"""

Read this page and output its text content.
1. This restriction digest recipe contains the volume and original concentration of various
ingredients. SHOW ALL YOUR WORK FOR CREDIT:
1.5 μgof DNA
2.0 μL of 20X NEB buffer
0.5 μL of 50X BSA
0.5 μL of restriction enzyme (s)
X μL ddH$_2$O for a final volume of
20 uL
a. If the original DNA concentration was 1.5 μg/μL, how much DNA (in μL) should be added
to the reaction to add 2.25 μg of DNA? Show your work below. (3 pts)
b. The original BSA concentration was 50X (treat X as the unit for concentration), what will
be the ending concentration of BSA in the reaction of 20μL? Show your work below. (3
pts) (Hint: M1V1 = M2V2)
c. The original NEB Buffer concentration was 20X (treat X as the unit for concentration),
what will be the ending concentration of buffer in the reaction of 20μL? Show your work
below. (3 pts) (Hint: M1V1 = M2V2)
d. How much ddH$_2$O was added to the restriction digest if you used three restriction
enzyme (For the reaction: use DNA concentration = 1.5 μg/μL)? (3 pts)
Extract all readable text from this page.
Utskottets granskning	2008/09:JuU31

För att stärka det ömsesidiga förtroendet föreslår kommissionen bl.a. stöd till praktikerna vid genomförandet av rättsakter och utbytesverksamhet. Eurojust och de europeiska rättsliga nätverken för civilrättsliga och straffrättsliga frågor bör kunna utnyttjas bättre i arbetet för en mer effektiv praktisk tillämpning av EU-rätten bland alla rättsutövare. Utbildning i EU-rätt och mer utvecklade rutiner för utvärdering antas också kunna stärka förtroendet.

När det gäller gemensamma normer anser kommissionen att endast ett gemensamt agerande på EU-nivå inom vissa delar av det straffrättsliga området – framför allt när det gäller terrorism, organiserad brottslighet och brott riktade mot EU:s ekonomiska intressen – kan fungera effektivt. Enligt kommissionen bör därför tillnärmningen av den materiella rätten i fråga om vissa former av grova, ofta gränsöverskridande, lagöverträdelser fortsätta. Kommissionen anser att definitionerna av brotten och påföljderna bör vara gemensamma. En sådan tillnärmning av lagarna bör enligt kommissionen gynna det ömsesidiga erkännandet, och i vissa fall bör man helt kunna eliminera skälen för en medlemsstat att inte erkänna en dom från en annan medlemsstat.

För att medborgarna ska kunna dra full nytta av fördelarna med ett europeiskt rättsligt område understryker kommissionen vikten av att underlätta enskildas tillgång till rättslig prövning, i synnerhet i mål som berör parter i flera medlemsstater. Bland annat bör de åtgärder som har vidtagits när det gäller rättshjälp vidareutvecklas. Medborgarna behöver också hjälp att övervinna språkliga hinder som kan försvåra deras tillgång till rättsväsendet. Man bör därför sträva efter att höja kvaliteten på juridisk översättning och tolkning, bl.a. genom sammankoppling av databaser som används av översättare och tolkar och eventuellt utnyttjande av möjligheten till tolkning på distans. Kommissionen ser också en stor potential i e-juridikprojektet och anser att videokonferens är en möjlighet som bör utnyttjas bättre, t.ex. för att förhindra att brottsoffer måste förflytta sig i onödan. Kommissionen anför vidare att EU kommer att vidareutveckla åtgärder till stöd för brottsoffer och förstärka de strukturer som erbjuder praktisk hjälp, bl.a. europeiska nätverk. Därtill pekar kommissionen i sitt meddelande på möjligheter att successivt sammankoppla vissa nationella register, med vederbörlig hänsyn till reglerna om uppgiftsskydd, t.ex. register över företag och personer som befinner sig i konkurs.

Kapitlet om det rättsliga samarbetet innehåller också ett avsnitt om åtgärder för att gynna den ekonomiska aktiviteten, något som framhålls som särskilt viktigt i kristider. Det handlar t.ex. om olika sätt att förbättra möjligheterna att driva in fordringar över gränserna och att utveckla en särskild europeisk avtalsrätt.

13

"""

### Exercise directions
Show the lines above that have the word "page".

### Completed task
Read this page and output its text content.
Extract all readable text from this page.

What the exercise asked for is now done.